Lines of data:

■ ■ ■ ■

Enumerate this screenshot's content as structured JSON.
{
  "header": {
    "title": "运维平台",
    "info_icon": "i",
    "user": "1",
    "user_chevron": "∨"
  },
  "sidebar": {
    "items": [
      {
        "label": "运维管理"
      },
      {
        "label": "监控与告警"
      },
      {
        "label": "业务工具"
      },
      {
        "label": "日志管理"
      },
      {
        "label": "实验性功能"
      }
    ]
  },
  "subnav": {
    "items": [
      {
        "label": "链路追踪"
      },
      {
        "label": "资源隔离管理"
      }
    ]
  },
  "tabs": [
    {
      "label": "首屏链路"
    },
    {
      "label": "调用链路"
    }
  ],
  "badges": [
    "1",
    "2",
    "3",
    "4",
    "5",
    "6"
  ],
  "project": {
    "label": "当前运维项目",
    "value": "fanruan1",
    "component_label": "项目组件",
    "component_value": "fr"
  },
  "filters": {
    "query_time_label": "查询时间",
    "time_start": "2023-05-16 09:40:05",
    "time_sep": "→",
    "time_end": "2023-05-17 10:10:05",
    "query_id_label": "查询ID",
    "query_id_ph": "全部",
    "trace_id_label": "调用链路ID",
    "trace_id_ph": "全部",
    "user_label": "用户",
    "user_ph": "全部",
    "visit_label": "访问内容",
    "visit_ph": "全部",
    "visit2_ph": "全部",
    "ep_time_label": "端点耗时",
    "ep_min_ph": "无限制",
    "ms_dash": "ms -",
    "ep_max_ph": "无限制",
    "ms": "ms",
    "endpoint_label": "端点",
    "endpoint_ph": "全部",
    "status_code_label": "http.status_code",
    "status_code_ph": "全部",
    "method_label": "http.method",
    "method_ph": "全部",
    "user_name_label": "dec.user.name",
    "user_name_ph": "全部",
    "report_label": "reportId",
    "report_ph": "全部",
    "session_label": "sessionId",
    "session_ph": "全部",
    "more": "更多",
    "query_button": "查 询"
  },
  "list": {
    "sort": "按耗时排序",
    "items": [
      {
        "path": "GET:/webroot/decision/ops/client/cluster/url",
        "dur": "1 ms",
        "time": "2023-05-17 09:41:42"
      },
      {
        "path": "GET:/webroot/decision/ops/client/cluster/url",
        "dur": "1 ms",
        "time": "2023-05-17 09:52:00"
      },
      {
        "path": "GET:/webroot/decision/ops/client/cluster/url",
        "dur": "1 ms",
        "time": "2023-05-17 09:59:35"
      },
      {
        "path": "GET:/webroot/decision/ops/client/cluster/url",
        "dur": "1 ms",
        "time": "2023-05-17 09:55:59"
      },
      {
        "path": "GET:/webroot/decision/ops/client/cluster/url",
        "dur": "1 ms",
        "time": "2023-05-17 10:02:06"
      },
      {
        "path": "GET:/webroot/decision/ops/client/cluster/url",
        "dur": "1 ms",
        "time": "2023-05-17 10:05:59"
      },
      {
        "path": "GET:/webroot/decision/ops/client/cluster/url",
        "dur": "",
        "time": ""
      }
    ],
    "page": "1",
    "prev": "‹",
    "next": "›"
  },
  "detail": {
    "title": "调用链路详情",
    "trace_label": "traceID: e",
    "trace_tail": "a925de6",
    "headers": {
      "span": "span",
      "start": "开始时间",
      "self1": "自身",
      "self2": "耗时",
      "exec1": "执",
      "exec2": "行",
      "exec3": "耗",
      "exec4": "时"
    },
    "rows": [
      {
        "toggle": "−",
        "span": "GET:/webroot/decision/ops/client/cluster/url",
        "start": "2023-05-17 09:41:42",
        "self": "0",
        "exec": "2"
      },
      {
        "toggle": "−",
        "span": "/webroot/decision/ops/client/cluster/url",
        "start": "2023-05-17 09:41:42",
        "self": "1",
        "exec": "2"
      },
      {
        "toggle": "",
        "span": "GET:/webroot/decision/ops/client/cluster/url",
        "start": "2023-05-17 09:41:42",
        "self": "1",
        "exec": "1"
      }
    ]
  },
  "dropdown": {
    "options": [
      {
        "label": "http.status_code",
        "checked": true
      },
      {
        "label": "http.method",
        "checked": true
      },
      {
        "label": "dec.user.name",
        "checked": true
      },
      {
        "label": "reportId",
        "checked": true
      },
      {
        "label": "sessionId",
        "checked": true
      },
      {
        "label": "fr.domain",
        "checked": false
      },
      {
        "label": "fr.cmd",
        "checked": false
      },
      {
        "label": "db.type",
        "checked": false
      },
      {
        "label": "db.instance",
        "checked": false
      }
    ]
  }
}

■ ■ ■ ■

■ What needs to be done ■
Emit the records above again, exactly, with no line skipped.

■ Task result ■
Enumerate this screenshot's content as structured JSON.
{
  "header": {
    "title": "运维平台",
    "info_icon": "i",
    "user": "1",
    "user_chevron": "∨"
  },
  "sidebar": {
    "items": [
      {
        "label": "运维管理"
      },
      {
        "label": "监控与告警"
      },
      {
        "label": "业务工具"
      },
      {
        "label": "日志管理"
      },
      {
        "label": "实验性功能"
      }
    ]
  },
  "subnav": {
    "items": [
      {
        "label": "链路追踪"
      },
      {
        "label": "资源隔离管理"
      }
    ]
  },
  "tabs": [
    {
      "label": "首屏链路"
    },
    {
      "label": "调用链路"
    }
  ],
  "badges": [
    "1",
    "2",
    "3",
    "4",
    "5",
    "6"
  ],
  "project": {
    "label": "当前运维项目",
    "value": "fanruan1",
    "component_label": "项目组件",
    "component_value": "fr"
  },
  "filters": {
    "query_time_label": "查询时间",
    "time_start": "2023-05-16 09:40:05",
    "time_sep": "→",
    "time_end": "2023-05-17 10:10:05",
    "query_id_label": "查询ID",
    "query_id_ph": "全部",
    "trace_id_label": "调用链路ID",
    "trace_id_ph": "全部",
    "user_label": "用户",
    "user_ph": "全部",
    "visit_label": "访问内容",
    "visit_ph": "全部",
    "visit2_ph": "全部",
    "ep_time_label": "端点耗时",
    "ep_min_ph": "无限制",
    "ms_dash": "ms -",
    "ep_max_ph": "无限制",
    "ms": "ms",
    "endpoint_label": "端点",
    "endpoint_ph": "全部",
    "status_code_label": "http.status_code",
    "status_code_ph": "全部",
    "method_label": "http.method",
    "method_ph": "全部",
    "user_name_label": "dec.user.name",
    "user_name_ph": "全部",
    "report_label": "reportId",
    "report_ph": "全部",
    "session_label": "sessionId",
    "session_ph": "全部",
    "more": "更多",
    "query_button": "查 询"
  },
  "list": {
    "sort": "按耗时排序",
    "items": [
      {
        "path": "GET:/webroot/decision/ops/client/cluster/url",
        "dur": "1 ms",
        "time": "2023-05-17 09:41:42"
      },
      {
        "path": "GET:/webroot/decision/ops/client/cluster/url",
        "dur": "1 ms",
        "time": "2023-05-17 09:52:00"
      },
      {
        "path": "GET:/webroot/decision/ops/client/cluster/url",
        "dur": "1 ms",
        "time": "2023-05-17 09:59:35"
      },
      {
        "path": "GET:/webroot/decision/ops/client/cluster/url",
        "dur": "1 ms",
        "time": "2023-05-17 09:55:59"
      },
      {
        "path": "GET:/webroot/decision/ops/client/cluster/url",
        "dur": "1 ms",
        "time": "2023-05-17 10:02:06"
      },
      {
        "path": "GET:/webroot/decision/ops/client/cluster/url",
        "dur": "1 ms",
        "time": "2023-05-17 10:05:59"
      },
      {
        "path": "GET:/webroot/decision/ops/client/cluster/url",
        "dur": "",
        "time": ""
      }
    ],
    "page": "1",
    "prev": "‹",
    "next": "›"
  },
  "detail": {
    "title": "调用链路详情",
    "trace_label": "traceID: e",
    "trace_tail": "a925de6",
    "headers": {
      "span": "span",
      "start": "开始时间",
      "self1": "自身",
      "self2": "耗时",
      "exec1": "执",
      "exec2": "行",
      "exec3": "耗",
      "exec4": "时"
    },
    "rows": [
      {
        "toggle": "−",
        "span": "GET:/webroot/decision/ops/client/cluster/url",
        "start": "2023-05-17 09:41:42",
        "self": "0",
        "exec": "2"
      },
      {
        "toggle": "−",
        "span": "/webroot/decision/ops/client/cluster/url",
        "start": "2023-05-17 09:41:42",
        "self": "1",
        "exec": "2"
      },
      {
        "toggle": "",
        "span": "GET:/webroot/decision/ops/client/cluster/url",
        "start": "2023-05-17 09:41:42",
        "self": "1",
        "exec": "1"
      }
    ]
  },
  "dropdown": {
    "options": [
      {
        "label": "http.status_code",
        "checked": true
      },
      {
        "label": "http.method",
        "checked": true
      },
      {
        "label": "dec.user.name",
        "checked": true
      },
      {
        "label": "reportId",
        "checked": true
      },
      {
        "label": "sessionId",
        "checked": true
      },
      {
        "label": "fr.domain",
        "checked": false
      },
      {
        "label": "fr.cmd",
        "checked": false
      },
      {
        "label": "db.type",
        "checked": false
      },
      {
        "label": "db.instance",
        "checked": false
      }
    ]
  }
}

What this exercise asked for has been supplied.